── 页面正文

在edit函数存在overflow可以进行溢出,然后可惜的是fread几乎无法终止,所以溢出劫持roleList[Cho] + 0x20LL这种方式似乎行不通。
v0 = *(_QWORD *)(roleList[Cho] + 48LL) + *(_QWORD *)(roleList[Cho] + 40LL);
if ( (__int64)(*(_QWORD *)(roleList[Cho] + 48LL) + n) < v0 )// overflow
{
v0 = *(_QWORD *)(roleList[Cho] + 48LL);
if ( v0 + n > v0 )
{
puts("input new description:");
fread(*(void **)(roleList[Cho] + 0x30LL), 1uLL, (unsigned int)n, stdin);
LODWORD(v0) = (*(__int64 (__fastcall **)(_QWORD))(roleList[Cho] + 0x20LL))(*(_QWORD *)(roleList[Cho] + 0x30LL));
}
我在本地找到的方式是
io.shutdown
但是之后返回到main只要执行到任意Read函数就会立马挂掉。
所以也许这个漏洞的唯一利用方法是利用仅仅两次分配进行堆风水,从而上Description跑到Role堆块上方,而溢出的时候会溢出到Role Chunk本身,在LODWORD(v0) = (*(__int64 (__fastcall **)(_QWORD))(roleList[Cho] + 0x20LL))(*(_QWORD *)(roleList[Cho] + 0x30LL));直接getshell。
AtLast
虽然不尽如人意,但总归是一次有意义的旅程

────

▸ 任务目标:
根据页面正文，为什么在 edit 函数中利用溢出来劫持“roleList[Cho] + 0x20LL”的方式似乎行不通？

── 材料

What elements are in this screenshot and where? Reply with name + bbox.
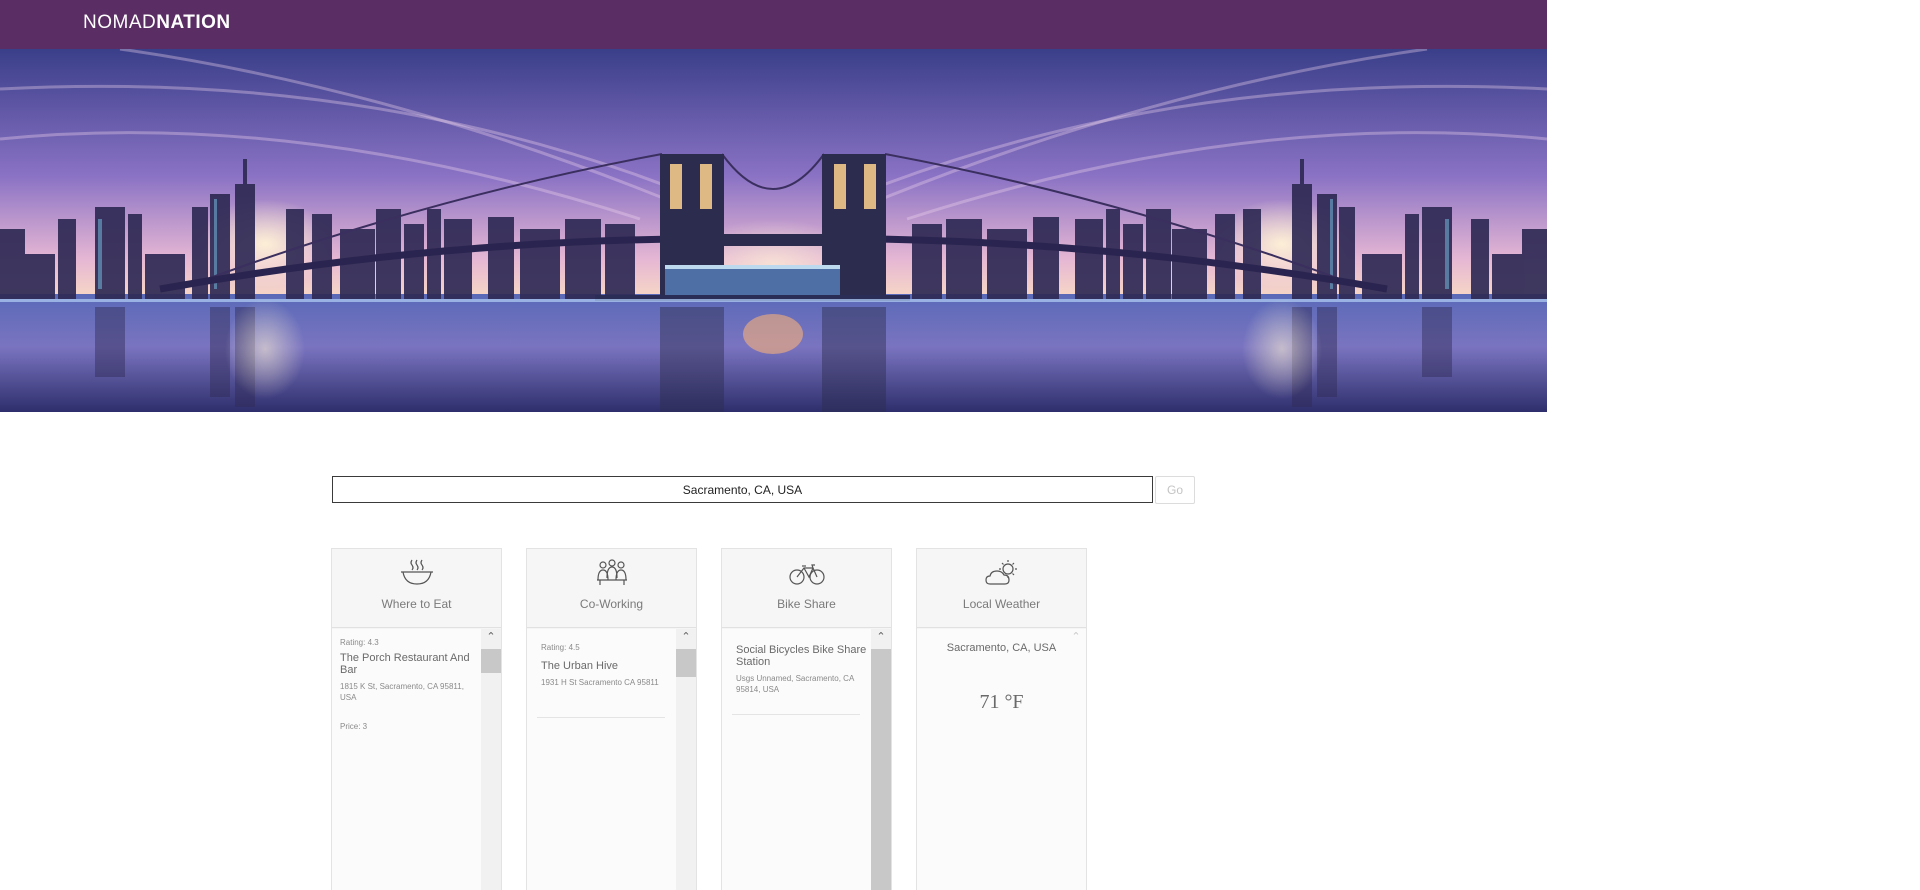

────

▸ 任务作答:
因为 edit 函数中的 fread 几乎无法终止。